**To do**
Pull out all lines from the listing below in which the word "this" appears.

**Given information**
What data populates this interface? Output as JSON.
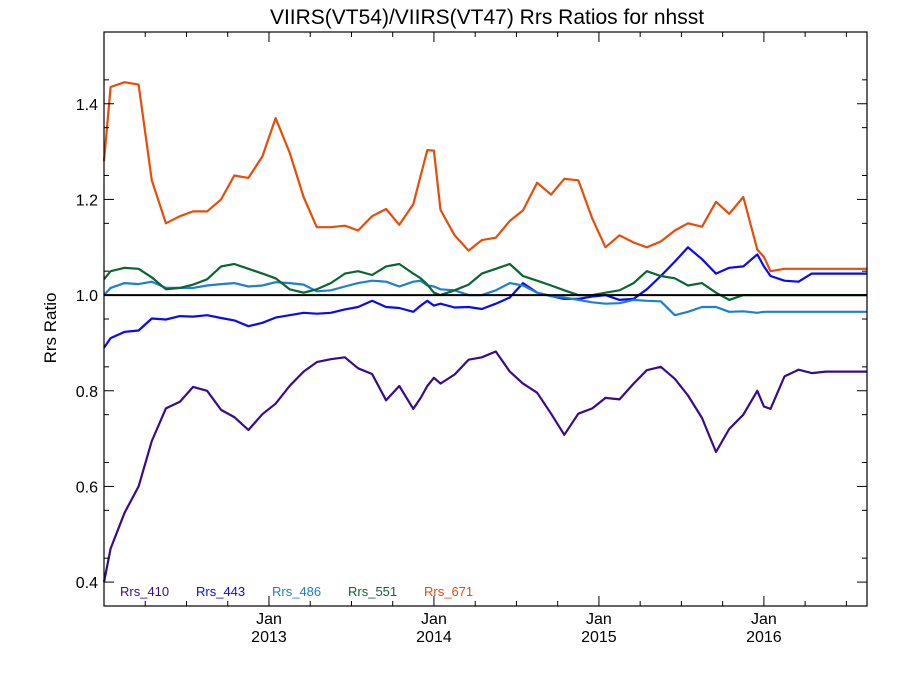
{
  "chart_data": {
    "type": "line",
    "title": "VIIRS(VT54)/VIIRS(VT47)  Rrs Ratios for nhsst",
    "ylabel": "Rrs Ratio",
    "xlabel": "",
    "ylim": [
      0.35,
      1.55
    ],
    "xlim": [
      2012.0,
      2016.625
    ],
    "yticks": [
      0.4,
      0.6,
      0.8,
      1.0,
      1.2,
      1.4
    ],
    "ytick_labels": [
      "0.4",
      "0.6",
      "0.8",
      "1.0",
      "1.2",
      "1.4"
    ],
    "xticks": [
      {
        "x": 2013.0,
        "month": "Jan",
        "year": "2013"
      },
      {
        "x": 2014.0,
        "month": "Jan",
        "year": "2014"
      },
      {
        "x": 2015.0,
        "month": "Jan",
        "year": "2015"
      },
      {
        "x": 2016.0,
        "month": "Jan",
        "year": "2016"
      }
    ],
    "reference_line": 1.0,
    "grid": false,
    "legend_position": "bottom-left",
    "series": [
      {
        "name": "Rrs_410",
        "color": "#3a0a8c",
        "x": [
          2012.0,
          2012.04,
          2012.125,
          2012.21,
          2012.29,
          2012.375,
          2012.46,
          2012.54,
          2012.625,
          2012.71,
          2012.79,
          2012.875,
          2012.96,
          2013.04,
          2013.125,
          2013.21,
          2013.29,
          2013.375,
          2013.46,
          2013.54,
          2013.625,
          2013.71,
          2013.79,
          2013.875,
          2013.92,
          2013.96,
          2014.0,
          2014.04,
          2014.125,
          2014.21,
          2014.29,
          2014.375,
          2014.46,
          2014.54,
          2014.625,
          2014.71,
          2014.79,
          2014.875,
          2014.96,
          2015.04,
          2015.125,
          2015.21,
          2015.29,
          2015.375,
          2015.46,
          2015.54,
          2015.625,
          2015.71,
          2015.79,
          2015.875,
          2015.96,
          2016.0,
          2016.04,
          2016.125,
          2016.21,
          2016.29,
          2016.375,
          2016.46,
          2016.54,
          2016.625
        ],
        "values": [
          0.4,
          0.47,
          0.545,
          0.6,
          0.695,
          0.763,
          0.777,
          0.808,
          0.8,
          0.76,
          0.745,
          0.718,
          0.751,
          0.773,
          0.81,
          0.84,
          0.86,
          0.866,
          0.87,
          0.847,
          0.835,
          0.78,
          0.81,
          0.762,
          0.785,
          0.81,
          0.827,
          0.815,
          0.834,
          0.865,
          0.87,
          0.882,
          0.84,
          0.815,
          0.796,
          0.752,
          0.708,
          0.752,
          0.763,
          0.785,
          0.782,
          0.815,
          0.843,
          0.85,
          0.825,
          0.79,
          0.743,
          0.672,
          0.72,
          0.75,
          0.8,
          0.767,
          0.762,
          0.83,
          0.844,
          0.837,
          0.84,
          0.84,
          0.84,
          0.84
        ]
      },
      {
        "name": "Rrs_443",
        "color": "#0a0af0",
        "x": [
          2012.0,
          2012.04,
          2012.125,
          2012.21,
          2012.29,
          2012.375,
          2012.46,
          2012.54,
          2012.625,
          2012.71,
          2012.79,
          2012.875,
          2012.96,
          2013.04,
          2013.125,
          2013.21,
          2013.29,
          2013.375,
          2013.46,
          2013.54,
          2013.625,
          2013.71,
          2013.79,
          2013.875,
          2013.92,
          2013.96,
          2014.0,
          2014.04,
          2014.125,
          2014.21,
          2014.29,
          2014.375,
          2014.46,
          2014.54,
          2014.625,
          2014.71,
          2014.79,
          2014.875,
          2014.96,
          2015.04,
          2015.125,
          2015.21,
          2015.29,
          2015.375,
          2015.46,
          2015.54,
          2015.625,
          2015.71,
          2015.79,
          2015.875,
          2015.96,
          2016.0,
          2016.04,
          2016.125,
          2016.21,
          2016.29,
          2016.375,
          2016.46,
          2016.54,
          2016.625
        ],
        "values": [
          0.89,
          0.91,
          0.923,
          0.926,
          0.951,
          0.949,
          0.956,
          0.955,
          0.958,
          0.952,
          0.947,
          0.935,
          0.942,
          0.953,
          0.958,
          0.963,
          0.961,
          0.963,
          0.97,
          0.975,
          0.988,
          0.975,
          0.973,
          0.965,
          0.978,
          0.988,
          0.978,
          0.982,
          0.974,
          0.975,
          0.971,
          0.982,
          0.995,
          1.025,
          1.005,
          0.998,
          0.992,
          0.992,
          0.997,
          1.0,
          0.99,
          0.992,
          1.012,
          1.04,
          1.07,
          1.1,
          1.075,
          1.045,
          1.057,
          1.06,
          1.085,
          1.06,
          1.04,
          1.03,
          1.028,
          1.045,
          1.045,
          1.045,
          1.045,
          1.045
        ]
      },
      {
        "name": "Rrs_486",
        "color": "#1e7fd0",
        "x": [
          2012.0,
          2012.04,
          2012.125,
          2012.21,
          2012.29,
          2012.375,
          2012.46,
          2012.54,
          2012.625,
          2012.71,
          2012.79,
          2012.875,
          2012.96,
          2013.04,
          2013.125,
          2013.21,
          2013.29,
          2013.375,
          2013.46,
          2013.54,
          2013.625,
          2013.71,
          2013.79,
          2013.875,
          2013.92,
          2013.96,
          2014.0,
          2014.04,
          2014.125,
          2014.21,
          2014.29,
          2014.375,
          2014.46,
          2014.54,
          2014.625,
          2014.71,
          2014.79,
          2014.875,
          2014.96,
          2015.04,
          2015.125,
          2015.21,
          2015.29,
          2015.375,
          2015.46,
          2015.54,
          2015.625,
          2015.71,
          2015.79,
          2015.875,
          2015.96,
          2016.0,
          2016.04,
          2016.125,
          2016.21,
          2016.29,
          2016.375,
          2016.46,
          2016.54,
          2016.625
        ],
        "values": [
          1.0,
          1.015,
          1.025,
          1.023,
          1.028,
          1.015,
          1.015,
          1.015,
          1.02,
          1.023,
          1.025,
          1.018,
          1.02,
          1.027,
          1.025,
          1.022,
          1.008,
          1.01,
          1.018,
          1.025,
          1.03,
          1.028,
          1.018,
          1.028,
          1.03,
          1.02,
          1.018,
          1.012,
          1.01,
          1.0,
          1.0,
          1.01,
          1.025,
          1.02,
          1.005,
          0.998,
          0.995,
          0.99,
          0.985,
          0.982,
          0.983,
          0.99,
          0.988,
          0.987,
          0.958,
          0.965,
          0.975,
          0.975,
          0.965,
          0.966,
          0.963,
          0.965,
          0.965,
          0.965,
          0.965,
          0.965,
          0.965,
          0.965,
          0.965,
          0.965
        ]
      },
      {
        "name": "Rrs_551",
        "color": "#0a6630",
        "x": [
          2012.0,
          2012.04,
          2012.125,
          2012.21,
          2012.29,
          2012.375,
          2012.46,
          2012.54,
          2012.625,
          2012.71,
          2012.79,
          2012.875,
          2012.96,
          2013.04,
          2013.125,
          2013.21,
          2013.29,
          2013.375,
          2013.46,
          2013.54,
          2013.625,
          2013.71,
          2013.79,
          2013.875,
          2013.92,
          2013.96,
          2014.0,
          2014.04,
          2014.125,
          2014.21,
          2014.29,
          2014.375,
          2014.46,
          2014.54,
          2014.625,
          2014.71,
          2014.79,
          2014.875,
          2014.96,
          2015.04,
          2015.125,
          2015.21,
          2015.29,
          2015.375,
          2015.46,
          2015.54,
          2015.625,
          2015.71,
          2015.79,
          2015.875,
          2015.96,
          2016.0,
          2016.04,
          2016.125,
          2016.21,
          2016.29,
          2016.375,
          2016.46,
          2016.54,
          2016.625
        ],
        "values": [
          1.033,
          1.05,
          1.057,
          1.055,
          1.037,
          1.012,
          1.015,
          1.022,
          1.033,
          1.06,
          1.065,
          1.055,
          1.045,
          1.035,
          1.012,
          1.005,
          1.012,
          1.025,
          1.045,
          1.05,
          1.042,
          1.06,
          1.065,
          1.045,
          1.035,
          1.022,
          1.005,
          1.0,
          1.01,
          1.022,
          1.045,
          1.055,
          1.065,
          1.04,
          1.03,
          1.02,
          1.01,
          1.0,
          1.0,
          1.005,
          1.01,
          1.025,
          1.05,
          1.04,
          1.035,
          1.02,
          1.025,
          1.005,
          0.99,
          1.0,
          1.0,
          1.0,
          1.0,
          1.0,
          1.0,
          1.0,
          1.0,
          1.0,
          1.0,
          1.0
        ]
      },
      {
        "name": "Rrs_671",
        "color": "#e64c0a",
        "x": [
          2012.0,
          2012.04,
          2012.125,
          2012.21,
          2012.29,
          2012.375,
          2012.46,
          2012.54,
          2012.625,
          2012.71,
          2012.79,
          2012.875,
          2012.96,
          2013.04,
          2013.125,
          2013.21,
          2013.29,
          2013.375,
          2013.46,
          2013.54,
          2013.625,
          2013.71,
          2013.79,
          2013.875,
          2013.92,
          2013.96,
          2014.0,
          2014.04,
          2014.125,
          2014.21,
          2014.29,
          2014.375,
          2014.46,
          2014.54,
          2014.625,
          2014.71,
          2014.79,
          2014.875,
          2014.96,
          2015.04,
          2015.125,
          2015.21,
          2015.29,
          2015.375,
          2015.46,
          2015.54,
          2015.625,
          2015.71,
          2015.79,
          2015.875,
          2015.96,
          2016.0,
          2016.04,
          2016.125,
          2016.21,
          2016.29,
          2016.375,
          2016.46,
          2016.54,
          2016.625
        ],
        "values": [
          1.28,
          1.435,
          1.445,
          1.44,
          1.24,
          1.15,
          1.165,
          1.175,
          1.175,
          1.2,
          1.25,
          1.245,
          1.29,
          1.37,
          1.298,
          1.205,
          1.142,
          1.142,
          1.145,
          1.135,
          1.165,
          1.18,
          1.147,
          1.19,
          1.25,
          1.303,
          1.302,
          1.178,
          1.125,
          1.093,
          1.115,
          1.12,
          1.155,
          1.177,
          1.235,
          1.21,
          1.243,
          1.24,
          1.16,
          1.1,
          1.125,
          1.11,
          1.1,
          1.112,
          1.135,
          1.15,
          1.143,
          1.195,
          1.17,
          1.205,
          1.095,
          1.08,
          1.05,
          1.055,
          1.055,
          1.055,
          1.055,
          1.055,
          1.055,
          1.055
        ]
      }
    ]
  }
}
---
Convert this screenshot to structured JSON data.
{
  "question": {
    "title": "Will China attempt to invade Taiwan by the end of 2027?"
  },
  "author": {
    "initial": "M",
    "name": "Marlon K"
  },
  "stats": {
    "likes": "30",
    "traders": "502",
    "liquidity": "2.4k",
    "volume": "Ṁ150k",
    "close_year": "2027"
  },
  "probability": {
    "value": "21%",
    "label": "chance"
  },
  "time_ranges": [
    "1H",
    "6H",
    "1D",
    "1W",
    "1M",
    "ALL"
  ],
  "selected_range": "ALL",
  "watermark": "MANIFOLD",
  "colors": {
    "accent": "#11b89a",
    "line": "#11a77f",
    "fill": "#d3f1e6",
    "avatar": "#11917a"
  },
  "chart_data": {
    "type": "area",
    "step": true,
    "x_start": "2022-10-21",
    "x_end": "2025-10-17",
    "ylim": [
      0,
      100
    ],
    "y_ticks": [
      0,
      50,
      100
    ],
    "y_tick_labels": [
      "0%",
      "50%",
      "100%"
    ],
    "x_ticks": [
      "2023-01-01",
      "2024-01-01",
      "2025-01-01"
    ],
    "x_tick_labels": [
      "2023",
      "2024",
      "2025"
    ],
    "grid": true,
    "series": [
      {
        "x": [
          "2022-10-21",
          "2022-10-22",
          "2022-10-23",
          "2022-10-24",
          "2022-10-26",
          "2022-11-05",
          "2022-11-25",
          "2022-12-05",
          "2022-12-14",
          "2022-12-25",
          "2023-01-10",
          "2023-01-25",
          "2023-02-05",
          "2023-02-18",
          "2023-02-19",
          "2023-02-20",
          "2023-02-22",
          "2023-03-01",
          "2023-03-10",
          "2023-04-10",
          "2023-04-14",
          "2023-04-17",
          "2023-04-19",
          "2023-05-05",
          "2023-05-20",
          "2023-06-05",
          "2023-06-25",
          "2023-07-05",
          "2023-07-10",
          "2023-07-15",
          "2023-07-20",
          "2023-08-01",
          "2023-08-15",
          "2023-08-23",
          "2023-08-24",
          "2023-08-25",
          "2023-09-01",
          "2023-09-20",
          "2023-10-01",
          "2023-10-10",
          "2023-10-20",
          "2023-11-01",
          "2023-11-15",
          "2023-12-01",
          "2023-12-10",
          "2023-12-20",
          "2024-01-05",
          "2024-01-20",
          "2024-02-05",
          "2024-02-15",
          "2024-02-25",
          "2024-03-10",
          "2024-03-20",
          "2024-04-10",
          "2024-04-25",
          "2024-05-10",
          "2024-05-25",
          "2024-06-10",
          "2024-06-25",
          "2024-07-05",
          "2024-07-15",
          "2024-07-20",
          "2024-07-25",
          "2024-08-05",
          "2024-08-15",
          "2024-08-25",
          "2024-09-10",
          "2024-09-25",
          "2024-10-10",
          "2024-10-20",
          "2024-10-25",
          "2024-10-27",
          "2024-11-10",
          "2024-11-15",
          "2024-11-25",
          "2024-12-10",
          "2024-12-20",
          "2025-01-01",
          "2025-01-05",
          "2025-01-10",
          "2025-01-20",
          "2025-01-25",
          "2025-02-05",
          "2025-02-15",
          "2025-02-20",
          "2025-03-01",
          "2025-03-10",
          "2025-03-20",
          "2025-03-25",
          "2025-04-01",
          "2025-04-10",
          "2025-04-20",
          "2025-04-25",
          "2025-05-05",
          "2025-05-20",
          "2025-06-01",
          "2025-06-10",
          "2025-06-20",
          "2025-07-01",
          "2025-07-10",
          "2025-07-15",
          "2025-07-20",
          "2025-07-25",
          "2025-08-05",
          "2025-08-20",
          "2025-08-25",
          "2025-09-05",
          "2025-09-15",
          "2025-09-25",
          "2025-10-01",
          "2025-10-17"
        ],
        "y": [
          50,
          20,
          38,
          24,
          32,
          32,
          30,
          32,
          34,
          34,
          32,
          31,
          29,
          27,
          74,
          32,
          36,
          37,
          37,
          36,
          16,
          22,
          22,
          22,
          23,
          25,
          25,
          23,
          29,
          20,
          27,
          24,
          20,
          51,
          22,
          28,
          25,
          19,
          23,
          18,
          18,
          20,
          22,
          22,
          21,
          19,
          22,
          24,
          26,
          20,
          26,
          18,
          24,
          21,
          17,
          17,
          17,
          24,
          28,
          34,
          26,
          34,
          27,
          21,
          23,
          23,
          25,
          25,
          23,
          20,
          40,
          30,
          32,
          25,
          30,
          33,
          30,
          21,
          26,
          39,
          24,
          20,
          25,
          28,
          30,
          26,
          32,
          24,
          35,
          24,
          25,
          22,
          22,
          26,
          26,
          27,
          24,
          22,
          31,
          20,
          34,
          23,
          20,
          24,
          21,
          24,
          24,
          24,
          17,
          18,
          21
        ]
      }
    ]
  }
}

**Correct answer**
What data populates this interface? Output as JSON.
Convert this screenshot to structured JSON data.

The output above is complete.